Exercise objective: For the material that follows, list every line containing the word "text".
-- START OF Material supplied --
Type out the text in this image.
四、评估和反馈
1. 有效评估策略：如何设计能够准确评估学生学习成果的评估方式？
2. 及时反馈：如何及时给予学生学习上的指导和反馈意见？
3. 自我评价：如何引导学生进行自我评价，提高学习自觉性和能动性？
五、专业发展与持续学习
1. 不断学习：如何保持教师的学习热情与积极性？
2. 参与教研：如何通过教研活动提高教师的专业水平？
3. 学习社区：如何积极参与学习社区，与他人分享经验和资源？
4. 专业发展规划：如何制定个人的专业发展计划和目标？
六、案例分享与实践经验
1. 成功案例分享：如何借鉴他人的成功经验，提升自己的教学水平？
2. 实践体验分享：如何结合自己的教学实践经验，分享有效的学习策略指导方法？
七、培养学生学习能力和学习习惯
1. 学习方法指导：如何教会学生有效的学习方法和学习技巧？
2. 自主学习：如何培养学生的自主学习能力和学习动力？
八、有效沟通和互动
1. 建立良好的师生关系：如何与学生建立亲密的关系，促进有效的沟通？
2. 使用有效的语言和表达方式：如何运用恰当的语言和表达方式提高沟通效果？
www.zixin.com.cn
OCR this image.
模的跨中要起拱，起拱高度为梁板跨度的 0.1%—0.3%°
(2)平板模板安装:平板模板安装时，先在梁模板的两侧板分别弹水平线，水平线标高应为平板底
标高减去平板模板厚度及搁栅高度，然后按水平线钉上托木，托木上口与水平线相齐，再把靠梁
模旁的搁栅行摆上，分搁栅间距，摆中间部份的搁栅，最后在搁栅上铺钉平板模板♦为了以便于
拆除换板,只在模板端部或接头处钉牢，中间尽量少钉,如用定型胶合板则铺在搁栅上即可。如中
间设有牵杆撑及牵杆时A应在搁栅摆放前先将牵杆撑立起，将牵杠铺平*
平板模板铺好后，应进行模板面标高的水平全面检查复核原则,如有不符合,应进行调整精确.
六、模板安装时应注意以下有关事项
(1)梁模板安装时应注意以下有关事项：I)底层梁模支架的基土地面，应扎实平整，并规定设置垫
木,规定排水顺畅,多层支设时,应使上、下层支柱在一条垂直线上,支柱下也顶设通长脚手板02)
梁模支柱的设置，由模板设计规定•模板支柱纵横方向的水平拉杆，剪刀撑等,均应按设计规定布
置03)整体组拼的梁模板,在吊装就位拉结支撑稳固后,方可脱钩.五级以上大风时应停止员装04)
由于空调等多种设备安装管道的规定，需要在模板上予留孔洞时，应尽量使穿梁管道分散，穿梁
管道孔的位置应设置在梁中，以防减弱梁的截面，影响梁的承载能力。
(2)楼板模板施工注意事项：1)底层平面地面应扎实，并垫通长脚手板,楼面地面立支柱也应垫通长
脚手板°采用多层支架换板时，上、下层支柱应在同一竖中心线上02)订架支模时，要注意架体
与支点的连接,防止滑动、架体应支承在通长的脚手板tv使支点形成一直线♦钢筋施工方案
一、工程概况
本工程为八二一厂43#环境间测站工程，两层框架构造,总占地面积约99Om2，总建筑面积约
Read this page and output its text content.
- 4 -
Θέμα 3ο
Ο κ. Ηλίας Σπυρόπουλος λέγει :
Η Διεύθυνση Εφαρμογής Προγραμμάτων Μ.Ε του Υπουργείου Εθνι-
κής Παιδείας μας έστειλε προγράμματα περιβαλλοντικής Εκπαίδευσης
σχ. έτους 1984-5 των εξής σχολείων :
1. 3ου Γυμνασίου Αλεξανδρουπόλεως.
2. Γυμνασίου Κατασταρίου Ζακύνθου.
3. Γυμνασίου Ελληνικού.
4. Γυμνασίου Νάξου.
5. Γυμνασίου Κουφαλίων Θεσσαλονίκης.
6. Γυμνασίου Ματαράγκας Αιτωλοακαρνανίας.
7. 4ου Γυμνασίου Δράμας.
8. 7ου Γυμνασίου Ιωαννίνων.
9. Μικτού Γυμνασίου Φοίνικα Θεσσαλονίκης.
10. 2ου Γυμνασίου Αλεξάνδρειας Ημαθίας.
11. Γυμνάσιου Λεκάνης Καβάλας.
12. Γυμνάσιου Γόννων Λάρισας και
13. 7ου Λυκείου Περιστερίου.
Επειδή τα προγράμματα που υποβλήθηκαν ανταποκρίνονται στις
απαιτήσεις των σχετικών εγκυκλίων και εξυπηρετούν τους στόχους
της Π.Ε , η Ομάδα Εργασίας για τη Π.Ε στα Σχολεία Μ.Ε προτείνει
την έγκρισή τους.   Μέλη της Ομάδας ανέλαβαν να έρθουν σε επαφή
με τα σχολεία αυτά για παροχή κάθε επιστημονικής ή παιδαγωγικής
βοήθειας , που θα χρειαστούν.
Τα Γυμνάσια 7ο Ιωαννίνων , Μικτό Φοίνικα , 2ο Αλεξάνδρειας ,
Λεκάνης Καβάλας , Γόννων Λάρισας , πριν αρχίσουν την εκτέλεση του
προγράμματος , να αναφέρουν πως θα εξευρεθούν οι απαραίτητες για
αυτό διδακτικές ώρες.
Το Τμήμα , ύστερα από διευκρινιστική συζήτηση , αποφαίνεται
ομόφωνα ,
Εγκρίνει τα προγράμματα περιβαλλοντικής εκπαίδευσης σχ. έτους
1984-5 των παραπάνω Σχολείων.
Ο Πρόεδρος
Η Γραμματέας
-- END OF Material supplied --
Worked solution:
Type out the text in this image.
Read this page and output its text content.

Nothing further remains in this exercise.